[Record list]
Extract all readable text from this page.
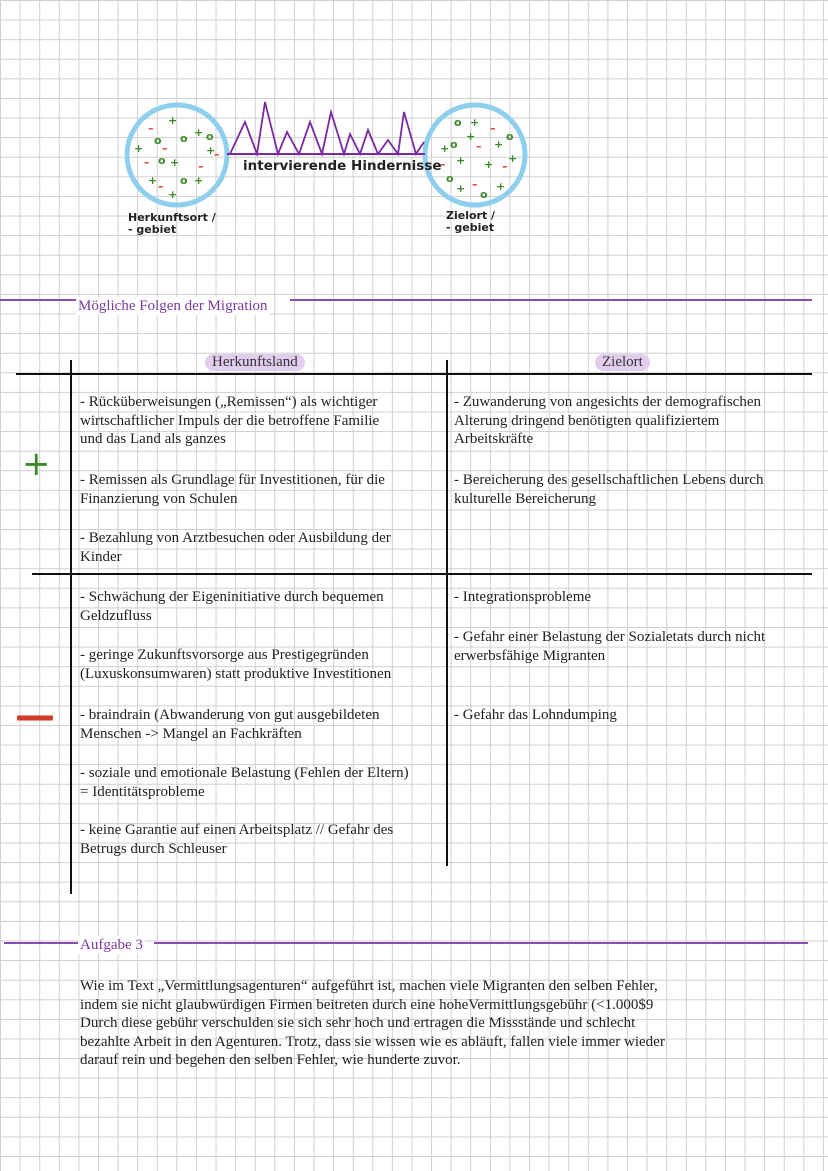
+
–
o o o
+
+ –	+
–
– o + –
+ o +
–
+
o + –
+ o
+
– +
o
– + + –
+
o
+ –
o
+
intervierende Hindernisse
Herkunftsort /
- gebiet
Zielort /
- gebiet
Mögliche Folgen der Migration
Herkunftsland	Zielort
+
—
- Rücküberweisungen („Remissen“) als wichtiger
wirtschaftlicher Impuls der die betroffene Familie
und das Land als ganzes
- Remissen als Grundlage für Investitionen, für die
Finanzierung von Schulen
- Bezahlung von Arztbesuchen oder Ausbildung der
Kinder
- Zuwanderung von angesichts der demografischen
Alterung dringend benötigten qualifiziertem
Arbeitskräfte
- Bereicherung des gesellschaftlichen Lebens durch
kulturelle Bereicherung
- Schwächung der Eigeninitiative durch bequemen
Geldzufluss
- geringe Zukunftsvorsorge aus Prestigegründen
(Luxuskonsumwaren) statt produktive Investitionen
- braindrain (Abwanderung von gut ausgebildeten
Menschen -> Mangel an Fachkräften
- soziale und emotionale Belastung (Fehlen der Eltern)
= Identitätsprobleme
- keine Garantie auf einen Arbeitsplatz // Gefahr des
Betrugs durch Schleuser
- Integrationsprobleme
- Gefahr einer Belastung der Sozialetats durch nicht
erwerbsfähige Migranten
- Gefahr das Lohndumping
Aufgabe 3
Wie im Text „Vermittlungsagenturen“ aufgeführt ist, machen viele Migranten den selben Fehler,
indem sie nicht glaubwürdigen Firmen beitreten durch eine hoheVermittlungsgebühr (<1.000$9
Durch diese gebühr verschulden sie sich sehr hoch und ertragen die Missstände und schlecht
bezahlte Arbeit in den Agenturen. Trotz, dass sie wissen wie es abläuft, fallen viele immer wieder
darauf rein und begehen den selben Fehler, wie hunderte zuvor.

[What is being asked] Give back the entries verbatim. Do not include any picture.

[Correct answer]
Extract all readable text from this page.
+
–
o o o
+
+ –	+
–
– o + –
+ o +
–
+
o + –
+ o
+
– +
o
– + + –
+
o
+ –
o
+
intervierende Hindernisse
Herkunftsort /
- gebiet
Zielort /
- gebiet
Mögliche Folgen der Migration
Herkunftsland	Zielort
+
—
- Rücküberweisungen („Remissen“) als wichtiger
wirtschaftlicher Impuls der die betroffene Familie
und das Land als ganzes
- Remissen als Grundlage für Investitionen, für die
Finanzierung von Schulen
- Bezahlung von Arztbesuchen oder Ausbildung der
Kinder
- Zuwanderung von angesichts der demografischen
Alterung dringend benötigten qualifiziertem
Arbeitskräfte
- Bereicherung des gesellschaftlichen Lebens durch
kulturelle Bereicherung
- Schwächung der Eigeninitiative durch bequemen
Geldzufluss
- geringe Zukunftsvorsorge aus Prestigegründen
(Luxuskonsumwaren) statt produktive Investitionen
- braindrain (Abwanderung von gut ausgebildeten
Menschen -> Mangel an Fachkräften
- soziale und emotionale Belastung (Fehlen der Eltern)
= Identitätsprobleme
- keine Garantie auf einen Arbeitsplatz // Gefahr des
Betrugs durch Schleuser
- Integrationsprobleme
- Gefahr einer Belastung der Sozialetats durch nicht
erwerbsfähige Migranten
- Gefahr das Lohndumping
Aufgabe 3
Wie im Text „Vermittlungsagenturen“ aufgeführt ist, machen viele Migranten den selben Fehler,
indem sie nicht glaubwürdigen Firmen beitreten durch eine hoheVermittlungsgebühr (<1.000$9
Durch diese gebühr verschulden sie sich sehr hoch und ertragen die Missstände und schlecht
bezahlte Arbeit in den Agenturen. Trotz, dass sie wissen wie es abläuft, fallen viele immer wieder
darauf rein und begehen den selben Fehler, wie hunderte zuvor.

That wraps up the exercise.